Provided material:
= = = =

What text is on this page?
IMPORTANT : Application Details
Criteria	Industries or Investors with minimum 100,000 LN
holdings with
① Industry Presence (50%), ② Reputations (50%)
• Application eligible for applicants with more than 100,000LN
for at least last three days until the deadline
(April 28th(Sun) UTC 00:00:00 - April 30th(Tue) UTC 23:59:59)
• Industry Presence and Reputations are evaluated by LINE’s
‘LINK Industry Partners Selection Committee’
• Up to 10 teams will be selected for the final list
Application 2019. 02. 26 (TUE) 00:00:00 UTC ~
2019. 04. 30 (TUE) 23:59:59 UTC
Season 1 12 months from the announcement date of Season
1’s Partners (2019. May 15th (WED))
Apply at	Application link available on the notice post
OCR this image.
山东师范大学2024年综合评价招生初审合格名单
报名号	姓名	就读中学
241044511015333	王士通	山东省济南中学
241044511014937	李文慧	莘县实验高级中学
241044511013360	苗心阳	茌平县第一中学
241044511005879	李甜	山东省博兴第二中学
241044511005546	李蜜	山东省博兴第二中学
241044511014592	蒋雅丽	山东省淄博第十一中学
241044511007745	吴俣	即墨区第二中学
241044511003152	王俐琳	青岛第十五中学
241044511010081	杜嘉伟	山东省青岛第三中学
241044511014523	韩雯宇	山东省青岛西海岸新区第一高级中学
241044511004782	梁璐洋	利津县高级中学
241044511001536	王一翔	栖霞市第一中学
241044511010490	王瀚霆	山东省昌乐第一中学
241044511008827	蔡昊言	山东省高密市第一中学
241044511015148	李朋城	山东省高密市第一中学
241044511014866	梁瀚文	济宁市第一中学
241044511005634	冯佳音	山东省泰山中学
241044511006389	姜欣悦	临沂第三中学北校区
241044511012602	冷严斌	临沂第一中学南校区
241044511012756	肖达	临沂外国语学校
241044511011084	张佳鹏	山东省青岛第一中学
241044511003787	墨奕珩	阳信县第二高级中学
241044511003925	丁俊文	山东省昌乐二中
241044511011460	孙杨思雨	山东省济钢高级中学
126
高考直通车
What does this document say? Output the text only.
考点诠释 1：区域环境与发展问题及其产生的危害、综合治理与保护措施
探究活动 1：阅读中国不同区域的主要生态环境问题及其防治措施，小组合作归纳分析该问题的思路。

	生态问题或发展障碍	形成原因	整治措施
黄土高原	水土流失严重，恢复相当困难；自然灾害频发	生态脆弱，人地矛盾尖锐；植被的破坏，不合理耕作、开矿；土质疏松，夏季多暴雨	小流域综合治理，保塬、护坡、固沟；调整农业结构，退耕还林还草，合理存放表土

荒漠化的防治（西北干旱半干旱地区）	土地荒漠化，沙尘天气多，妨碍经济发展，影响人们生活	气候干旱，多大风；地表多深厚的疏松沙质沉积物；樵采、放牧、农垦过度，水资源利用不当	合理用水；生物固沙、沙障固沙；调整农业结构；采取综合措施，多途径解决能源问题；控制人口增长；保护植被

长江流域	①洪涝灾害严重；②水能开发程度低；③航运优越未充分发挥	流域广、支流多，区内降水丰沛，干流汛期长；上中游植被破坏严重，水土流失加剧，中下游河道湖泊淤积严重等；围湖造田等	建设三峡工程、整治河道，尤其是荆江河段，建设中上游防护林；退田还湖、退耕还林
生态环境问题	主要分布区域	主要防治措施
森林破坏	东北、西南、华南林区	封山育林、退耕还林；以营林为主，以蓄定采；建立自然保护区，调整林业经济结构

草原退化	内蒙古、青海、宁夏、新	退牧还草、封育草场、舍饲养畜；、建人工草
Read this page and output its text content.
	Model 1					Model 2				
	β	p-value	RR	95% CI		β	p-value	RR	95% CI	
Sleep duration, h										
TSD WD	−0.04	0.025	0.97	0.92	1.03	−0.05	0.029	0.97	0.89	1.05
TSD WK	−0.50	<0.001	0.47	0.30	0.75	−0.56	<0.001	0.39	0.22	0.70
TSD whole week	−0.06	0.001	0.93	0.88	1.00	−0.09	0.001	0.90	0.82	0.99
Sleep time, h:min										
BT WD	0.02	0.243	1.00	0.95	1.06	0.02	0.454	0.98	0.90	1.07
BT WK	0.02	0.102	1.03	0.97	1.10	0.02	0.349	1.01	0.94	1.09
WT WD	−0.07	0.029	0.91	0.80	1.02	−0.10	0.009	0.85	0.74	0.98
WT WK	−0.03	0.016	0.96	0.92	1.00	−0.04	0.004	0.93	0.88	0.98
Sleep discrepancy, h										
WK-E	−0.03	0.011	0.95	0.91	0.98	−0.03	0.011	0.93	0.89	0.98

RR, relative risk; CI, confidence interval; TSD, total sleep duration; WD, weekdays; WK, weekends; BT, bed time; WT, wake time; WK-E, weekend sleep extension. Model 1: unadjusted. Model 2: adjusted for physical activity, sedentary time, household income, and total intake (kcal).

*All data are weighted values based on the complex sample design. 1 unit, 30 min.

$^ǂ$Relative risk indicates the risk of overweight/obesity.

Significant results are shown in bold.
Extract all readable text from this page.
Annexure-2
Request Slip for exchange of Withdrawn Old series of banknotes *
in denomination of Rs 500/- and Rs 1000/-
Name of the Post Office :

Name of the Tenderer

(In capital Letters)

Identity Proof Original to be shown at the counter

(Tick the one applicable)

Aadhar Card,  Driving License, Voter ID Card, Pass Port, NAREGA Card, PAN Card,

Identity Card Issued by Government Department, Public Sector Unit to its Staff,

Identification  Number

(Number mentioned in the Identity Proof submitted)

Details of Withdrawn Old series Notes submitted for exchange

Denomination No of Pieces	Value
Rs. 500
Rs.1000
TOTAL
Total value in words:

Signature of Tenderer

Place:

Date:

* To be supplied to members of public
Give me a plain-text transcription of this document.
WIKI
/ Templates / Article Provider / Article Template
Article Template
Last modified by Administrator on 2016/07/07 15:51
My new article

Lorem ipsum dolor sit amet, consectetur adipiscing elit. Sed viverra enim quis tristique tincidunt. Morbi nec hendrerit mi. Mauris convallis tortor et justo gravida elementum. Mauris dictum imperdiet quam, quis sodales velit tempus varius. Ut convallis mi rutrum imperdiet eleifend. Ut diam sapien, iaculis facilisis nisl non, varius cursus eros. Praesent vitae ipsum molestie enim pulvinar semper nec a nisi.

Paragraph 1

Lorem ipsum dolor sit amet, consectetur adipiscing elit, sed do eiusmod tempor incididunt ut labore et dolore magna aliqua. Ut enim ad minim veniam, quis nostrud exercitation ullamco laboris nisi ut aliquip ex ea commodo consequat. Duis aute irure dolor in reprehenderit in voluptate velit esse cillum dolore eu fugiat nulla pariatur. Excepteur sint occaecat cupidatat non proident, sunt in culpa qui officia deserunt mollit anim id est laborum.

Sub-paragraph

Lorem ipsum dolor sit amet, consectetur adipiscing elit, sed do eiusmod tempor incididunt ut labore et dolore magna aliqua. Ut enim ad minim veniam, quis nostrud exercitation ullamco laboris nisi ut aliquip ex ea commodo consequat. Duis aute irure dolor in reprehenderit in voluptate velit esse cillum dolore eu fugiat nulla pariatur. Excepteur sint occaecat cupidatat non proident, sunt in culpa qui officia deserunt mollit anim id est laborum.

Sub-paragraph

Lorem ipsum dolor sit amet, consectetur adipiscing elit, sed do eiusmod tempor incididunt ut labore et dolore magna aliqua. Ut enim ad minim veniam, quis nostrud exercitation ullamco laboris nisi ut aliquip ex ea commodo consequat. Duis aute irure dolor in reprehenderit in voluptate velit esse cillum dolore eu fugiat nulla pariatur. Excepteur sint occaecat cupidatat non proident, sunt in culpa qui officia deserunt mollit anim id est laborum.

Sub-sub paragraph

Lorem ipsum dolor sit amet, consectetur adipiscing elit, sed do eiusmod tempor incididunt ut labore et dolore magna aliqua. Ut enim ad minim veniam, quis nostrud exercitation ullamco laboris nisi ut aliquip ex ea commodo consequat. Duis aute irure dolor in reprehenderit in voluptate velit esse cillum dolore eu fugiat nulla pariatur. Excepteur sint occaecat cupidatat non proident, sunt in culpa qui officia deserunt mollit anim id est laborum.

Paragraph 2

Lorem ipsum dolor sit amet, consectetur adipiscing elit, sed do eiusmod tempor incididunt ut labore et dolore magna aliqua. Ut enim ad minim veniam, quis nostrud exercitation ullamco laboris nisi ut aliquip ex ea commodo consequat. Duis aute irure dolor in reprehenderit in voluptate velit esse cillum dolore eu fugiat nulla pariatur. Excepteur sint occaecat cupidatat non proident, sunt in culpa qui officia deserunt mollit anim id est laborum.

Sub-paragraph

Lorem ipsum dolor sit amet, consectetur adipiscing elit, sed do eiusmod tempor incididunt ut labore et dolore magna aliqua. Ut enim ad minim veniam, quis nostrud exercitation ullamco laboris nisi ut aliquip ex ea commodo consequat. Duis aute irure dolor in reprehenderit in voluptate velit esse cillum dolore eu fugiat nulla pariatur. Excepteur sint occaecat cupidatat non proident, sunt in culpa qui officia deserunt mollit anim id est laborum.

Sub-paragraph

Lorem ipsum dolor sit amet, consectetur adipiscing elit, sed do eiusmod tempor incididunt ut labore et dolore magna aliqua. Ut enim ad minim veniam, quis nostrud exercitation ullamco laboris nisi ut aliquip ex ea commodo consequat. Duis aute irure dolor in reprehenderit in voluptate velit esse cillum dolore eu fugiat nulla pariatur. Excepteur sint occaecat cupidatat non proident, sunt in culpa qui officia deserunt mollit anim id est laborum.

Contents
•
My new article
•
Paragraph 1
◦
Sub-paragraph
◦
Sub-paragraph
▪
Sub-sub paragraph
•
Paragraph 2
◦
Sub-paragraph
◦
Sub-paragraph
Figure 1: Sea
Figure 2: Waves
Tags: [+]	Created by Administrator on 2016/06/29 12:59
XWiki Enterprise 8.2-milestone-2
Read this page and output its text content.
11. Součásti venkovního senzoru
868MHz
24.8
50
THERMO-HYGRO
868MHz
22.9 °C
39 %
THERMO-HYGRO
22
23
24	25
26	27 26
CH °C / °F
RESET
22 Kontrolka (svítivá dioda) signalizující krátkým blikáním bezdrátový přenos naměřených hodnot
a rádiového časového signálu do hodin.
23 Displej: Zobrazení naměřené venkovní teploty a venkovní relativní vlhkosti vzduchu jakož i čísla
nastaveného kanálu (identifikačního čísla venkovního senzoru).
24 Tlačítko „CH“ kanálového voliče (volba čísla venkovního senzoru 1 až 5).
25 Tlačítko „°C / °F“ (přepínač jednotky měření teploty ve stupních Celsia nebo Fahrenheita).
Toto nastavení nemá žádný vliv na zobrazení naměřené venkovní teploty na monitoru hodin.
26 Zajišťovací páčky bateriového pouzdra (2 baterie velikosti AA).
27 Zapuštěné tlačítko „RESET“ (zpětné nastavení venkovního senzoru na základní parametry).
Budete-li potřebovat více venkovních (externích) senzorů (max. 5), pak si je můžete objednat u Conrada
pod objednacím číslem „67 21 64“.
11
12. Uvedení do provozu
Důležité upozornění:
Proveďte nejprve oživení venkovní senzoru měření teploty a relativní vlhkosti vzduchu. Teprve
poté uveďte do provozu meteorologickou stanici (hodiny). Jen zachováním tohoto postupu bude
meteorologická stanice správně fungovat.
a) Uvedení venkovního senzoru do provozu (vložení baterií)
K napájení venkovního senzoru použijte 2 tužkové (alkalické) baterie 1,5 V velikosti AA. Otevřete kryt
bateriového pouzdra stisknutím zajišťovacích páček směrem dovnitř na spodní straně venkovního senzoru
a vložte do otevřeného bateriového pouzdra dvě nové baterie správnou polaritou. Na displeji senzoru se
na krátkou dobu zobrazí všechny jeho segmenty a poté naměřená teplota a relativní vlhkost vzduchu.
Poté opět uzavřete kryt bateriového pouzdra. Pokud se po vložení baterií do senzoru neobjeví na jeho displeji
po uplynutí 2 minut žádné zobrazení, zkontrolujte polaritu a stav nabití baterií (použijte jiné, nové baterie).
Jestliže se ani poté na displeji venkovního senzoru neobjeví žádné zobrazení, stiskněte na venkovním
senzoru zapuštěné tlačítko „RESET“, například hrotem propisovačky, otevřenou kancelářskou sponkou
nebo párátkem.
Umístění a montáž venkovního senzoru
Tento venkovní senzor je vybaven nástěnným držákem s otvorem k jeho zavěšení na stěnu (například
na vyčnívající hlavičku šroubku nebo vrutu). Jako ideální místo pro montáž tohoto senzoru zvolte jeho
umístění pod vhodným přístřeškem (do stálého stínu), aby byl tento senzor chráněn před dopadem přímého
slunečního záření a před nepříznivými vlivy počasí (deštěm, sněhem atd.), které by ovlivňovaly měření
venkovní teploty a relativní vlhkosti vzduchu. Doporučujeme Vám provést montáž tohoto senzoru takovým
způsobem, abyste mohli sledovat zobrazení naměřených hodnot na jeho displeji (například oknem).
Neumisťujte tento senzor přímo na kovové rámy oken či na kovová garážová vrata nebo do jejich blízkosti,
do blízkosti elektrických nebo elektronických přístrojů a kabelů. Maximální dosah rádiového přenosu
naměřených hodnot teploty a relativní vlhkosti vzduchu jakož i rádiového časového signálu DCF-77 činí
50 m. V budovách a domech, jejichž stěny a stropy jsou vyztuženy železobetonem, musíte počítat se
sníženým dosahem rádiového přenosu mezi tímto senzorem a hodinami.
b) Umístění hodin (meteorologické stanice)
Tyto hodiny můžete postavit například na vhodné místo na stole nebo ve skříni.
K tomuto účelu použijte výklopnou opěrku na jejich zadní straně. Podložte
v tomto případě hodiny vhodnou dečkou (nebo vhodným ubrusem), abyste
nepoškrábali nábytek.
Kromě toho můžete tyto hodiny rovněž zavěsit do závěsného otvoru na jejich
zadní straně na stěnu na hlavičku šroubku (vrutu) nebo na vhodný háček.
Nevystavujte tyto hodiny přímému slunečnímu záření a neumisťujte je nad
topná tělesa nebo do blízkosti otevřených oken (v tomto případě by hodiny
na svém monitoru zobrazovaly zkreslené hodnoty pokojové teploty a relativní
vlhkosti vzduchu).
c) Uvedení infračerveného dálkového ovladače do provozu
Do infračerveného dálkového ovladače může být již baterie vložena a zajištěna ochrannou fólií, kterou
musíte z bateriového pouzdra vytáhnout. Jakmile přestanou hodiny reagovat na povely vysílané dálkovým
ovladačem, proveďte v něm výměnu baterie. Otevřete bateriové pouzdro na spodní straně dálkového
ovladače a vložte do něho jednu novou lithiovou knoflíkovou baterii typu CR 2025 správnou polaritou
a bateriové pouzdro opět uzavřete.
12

= = = =

From the data, list each line in which the string "pouzdro" appears.

Task response:
ovladačem, proveďte v něm výměnu baterie. Otevřete bateriové pouzdro na spodní straně dálkového
a bateriové pouzdro opět uzavřete.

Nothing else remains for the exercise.